-- PROVIDED RECORDS --
------------------------------------
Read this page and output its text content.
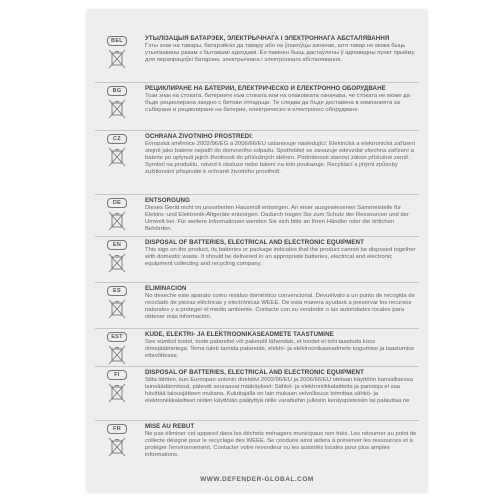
BEL	УТЫЛІЗАЦЫЯ БАТАРЭЕК, ЭЛЕКТРЫЧНАГА І ЭЛЕКТРОННАГА АБСТАЛЯВАННЯ
Гэты знак на тавары, батарэйках да тавару або на ўпакоўцы азначае, што тавар не можа быць утылізаваны разам з бытавымі адходамі. Ён павінен быць дастаўлены ў адпаведны пункт прыёму для перапрацоўкі батарэек, электрычнага і электроннага абсталявання.
BG	РЕЦИКЛИРАНЕ НА БАТЕРИИ, ЕЛЕКТРИЧЕСКО И ЕЛЕКТРОННО ОБОРУДВАНЕ
Този знак на стоката, батериите към стоката или на опаковката означава, че стоката не може да бъде рециклирана заедно с битови отпадъци. Те следва да бъде доставена в компанията за събиране и рециклиране на батерии, електрическо и електронно оборудване.
CZ	OCHRANA ŽIVOTNÍHO PROSTŘEDÍ:
Evropská směrnice 2002/96/EG a 2006/66/EU ustanovuje následující: Elektrická a elektronická zařízení stejně jako baterie nepatří do domovního odpadu. Spotřebitel se zavazuje odevzdat všechna zařízení a baterie po uplynutí jejich životnosti do příslušných sběren. Podrobnosti stanoví zákon příslušné země. Symbol na produktu, návod k obsluze nebo balení na toto poukazuje. Recyklací a jinými způsoby zužitkování přispíváte k ochraně životního prostředí.
DE	ENTSORGUNG
Dieses Gerät nicht im unsortierten Hausmüll entsorgen. An einer ausgewiesenen Sammelstelle für Elektro- und Elektronik-Altgeräte entsorgen. Dadurch tragen Sie zum Schutz der Ressourcen und der Umwelt bei. Für weitere Informationen wenden Sie sich bitte an Ihren Händler oder die örtlichen Behörden.
EN	DISPOSAL OF BATTERIES, ELECTRICAL AND ELECTRONIC EQUIPMENT
This sign on the product, its batteries or package indicates that the product cannot be disposed together with domestic waste. It should be delivered to an appropriate batteries, electrical and electronic equipment collecting and recycling company.
ES	ELIMINACIÓN
No deseche este aparato como residuo doméstico convencional. Devuélvalo a un punto de recogida de reciclado de piezas eléctricas y electrónicas WEEE. De esta manera ayudará a preservar los recursos naturales y a proteger el medio ambiente. Contacte con su vendedor o las autoridades locales para obtener más información.
EST	KUDE, ELEKTRI- JA ELEKTROONIKASEADMETE TAASTUMINE
See sümbol tootel, toote patareitel või pakendil tähendab, et toodet ei tohi taastuda koos olmejäätmetega. Tema tuleb tarnida patareide, elektri- ja elektroonikaseadmete kogumise ja taastumise ettevõttesse.
FI	DISPOSAL OF BATTERIES, ELECTRICAL AND ELECTRONIC EQUIPMENT
Sitta lähtien, kun Euroopan unionin direktiivi 2002/96/EU ja 2006/66/EU otetaan käyttöön kansallisessa lainsäädännössä, pätevät seuraavat määräykset: Sähkö- ja elektroniikkalaitteita ja paristoja ei saa hävittää talousjätteen mukana. Kuluttajalla on lain mukaan velvollisuus toimittaa sähkö- ja elektroniikkalaitteet niiden käyttöiän päätyttyä niille varattuihin julkisiin keräyspisteisiin tai palauttaa ne
FR	MISE AU REBUT
Ne pas éliminer cet appareil dans les déchets ménagers municipaux non triés. Les retourner au point de collecte désigné pour le recyclage des WEEE. Se conduire ainsi aidera à préserver les ressources et à protéger l'environnement. Contacter votre revendeur ou les autorités locales pour plus amples informations.
WWW.DEFENDER-GLOBAL.COM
------------------------------------
-- WRITTEN TASK --
From the entries above, list each line with "locales" in it.

-- SOLUTION --
No deseche este aparato como residuo doméstico convencional. Devuélvalo a un punto de recogida de reciclado de piezas eléctricas y electrónicas WEEE. De esta manera ayudará a preservar los recursos naturales y a proteger el medio ambiente. Contacte con su vendedor o las autoridades locales para obtener más información.
Ne pas éliminer cet appareil dans les déchets ménagers municipaux non triés. Les retourner au point de collecte désigné pour le recyclage des WEEE. Se conduire ainsi aidera à préserver les ressources et à protéger l'environnement. Contacter votre revendeur ou les autorités locales pour plus amples informations.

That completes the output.